━━━ Exercise materials ━━━

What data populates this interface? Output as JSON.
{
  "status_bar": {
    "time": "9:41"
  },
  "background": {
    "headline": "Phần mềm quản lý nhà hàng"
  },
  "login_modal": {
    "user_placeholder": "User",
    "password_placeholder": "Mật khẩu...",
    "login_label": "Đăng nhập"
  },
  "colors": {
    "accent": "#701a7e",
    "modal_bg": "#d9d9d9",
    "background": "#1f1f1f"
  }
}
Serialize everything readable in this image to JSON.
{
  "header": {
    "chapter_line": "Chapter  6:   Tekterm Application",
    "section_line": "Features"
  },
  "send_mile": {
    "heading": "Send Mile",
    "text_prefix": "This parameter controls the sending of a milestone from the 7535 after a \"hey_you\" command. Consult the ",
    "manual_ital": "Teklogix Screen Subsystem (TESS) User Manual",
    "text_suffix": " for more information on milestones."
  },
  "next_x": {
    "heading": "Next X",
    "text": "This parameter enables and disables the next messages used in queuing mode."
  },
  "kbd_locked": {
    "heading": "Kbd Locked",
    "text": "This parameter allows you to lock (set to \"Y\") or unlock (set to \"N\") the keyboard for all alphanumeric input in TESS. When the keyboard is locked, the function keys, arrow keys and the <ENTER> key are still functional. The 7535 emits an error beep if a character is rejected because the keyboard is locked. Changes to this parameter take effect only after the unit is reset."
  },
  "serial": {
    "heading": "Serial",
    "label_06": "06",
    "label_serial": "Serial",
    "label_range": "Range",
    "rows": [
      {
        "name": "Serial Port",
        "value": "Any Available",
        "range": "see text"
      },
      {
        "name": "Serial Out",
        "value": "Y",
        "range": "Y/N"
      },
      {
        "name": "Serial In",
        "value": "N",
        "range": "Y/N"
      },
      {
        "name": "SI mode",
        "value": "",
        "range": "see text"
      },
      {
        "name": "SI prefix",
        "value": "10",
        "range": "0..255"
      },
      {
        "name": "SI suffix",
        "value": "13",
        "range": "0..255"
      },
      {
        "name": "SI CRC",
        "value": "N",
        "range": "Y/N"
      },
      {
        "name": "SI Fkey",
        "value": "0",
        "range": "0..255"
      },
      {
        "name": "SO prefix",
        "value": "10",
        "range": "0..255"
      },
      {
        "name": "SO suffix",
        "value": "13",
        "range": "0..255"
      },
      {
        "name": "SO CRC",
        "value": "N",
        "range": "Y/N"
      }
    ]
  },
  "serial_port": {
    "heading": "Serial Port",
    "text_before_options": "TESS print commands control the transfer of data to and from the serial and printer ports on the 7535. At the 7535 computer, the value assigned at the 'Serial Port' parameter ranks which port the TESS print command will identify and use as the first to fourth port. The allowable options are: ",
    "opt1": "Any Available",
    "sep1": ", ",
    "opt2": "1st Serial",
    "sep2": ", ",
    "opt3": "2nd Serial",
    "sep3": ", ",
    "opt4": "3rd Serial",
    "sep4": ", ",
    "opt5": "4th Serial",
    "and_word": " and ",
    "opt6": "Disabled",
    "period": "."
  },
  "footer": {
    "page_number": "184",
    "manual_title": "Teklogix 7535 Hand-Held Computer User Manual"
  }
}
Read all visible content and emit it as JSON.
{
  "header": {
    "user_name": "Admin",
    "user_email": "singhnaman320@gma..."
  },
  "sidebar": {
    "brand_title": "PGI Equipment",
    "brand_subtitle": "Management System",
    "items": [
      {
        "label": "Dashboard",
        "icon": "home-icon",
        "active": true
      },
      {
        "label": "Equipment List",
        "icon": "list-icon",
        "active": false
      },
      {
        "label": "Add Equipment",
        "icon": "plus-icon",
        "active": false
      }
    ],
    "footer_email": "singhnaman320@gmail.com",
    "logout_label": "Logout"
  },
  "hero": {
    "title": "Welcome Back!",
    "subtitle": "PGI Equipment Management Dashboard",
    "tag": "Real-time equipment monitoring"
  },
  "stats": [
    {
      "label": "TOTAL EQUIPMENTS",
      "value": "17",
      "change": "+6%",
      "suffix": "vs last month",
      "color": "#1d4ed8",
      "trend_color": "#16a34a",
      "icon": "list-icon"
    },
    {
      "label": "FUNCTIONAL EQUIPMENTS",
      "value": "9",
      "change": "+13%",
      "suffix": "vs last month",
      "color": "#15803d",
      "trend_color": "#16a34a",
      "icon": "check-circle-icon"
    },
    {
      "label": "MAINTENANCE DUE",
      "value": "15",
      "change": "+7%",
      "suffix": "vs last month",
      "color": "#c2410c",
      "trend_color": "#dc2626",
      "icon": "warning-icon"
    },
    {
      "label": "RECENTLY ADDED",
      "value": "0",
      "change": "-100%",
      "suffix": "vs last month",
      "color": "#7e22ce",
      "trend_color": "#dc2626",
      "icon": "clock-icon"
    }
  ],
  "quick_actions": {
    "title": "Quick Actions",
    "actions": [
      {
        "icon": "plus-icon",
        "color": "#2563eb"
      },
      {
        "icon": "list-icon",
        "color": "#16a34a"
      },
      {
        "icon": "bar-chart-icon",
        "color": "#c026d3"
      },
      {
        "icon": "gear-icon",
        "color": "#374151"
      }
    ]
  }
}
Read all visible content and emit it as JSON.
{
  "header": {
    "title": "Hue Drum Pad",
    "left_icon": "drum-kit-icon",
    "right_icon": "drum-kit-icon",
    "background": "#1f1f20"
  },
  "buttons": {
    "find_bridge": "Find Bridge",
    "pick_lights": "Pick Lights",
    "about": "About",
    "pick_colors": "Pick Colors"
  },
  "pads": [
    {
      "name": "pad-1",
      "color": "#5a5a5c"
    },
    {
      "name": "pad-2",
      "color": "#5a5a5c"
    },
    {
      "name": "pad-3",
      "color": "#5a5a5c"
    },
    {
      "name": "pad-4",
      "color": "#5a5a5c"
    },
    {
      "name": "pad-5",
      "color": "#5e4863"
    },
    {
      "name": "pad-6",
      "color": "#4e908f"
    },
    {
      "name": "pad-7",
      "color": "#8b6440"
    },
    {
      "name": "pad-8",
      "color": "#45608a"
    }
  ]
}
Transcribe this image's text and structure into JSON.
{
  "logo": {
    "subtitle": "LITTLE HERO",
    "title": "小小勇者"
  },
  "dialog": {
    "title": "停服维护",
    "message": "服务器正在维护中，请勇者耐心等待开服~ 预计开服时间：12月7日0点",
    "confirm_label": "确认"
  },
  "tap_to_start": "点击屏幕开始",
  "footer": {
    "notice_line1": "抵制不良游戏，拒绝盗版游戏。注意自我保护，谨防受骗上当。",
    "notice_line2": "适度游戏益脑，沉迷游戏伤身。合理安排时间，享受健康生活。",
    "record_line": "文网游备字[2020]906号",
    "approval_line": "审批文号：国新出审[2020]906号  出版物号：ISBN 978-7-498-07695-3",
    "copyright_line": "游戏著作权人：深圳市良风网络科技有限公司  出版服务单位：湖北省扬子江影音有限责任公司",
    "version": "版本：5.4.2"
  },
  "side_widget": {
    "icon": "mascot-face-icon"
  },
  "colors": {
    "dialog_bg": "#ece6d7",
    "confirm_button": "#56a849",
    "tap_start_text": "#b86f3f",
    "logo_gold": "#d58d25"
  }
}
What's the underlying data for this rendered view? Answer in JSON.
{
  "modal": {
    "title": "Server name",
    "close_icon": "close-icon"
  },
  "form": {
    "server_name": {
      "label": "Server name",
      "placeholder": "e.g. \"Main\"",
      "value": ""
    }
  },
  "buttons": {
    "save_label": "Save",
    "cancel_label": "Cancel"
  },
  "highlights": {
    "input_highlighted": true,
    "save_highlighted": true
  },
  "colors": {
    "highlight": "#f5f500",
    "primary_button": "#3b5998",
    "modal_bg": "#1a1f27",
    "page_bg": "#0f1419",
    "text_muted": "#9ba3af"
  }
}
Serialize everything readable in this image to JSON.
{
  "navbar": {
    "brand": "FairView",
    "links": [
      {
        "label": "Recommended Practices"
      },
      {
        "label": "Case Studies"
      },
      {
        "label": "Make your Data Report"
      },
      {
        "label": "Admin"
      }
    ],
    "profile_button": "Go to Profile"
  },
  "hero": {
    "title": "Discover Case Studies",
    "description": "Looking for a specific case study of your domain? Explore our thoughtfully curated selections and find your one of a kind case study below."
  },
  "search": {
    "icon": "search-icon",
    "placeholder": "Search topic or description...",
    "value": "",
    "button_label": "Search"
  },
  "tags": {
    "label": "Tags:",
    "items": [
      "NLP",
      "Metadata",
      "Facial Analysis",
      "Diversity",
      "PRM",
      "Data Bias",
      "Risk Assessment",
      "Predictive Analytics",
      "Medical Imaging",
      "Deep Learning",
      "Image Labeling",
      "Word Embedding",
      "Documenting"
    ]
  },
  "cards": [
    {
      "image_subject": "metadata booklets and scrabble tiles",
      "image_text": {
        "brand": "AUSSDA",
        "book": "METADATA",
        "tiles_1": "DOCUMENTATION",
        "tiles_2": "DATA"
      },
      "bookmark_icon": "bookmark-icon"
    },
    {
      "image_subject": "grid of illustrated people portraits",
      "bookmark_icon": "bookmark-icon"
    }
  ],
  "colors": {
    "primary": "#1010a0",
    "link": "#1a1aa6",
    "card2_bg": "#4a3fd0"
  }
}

━━━

__Work instructions__: Identify and copy lines that hold the string "Studies".

__Written solution__:
        "label": "Case Studies"
    "title": "Discover Case Studies",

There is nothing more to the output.